## Stored records
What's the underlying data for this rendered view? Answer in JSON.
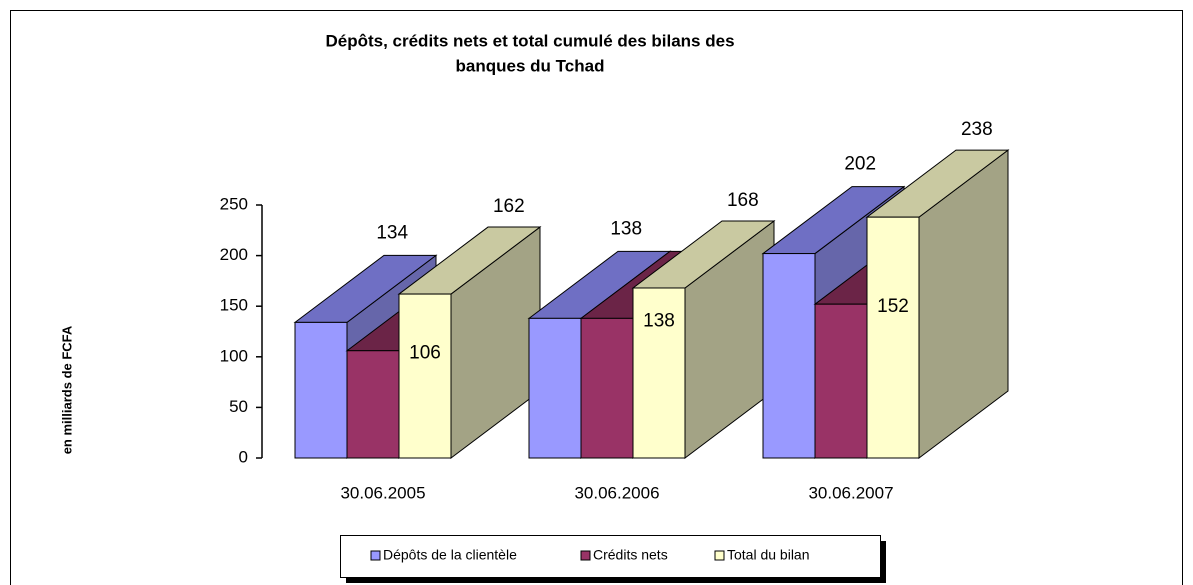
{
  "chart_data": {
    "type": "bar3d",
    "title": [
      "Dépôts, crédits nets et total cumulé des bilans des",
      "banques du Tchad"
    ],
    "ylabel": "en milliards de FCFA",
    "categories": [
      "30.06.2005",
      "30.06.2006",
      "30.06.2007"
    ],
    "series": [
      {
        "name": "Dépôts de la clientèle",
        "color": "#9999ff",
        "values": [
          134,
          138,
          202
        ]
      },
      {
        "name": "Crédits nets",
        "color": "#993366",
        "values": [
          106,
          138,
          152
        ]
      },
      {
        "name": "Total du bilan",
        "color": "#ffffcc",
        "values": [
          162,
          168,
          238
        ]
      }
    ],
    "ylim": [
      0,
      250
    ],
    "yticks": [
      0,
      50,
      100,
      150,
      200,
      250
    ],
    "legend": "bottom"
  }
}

==

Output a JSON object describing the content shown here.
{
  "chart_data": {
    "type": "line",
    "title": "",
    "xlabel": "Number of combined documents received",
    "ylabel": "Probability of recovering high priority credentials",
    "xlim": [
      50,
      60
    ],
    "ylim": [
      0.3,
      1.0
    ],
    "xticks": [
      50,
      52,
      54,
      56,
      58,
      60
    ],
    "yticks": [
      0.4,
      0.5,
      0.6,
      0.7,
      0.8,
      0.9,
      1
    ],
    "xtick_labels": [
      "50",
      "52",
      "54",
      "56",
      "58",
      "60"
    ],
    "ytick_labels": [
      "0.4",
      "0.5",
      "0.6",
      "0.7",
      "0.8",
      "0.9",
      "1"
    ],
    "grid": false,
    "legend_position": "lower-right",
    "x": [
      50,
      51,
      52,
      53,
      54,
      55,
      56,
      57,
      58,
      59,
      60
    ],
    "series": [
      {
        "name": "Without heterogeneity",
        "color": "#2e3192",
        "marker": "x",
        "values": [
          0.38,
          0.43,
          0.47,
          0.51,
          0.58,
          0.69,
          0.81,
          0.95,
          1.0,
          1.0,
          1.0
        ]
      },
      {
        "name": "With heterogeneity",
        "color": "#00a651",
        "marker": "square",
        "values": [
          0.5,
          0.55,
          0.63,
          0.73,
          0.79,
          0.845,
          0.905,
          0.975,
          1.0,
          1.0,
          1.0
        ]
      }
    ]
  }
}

## Written problem
Copy each line above that contains the string "JSON".

## Right answer
What's the underlying data for this rendered view? Answer in JSON.
Output a JSON object describing the content shown here.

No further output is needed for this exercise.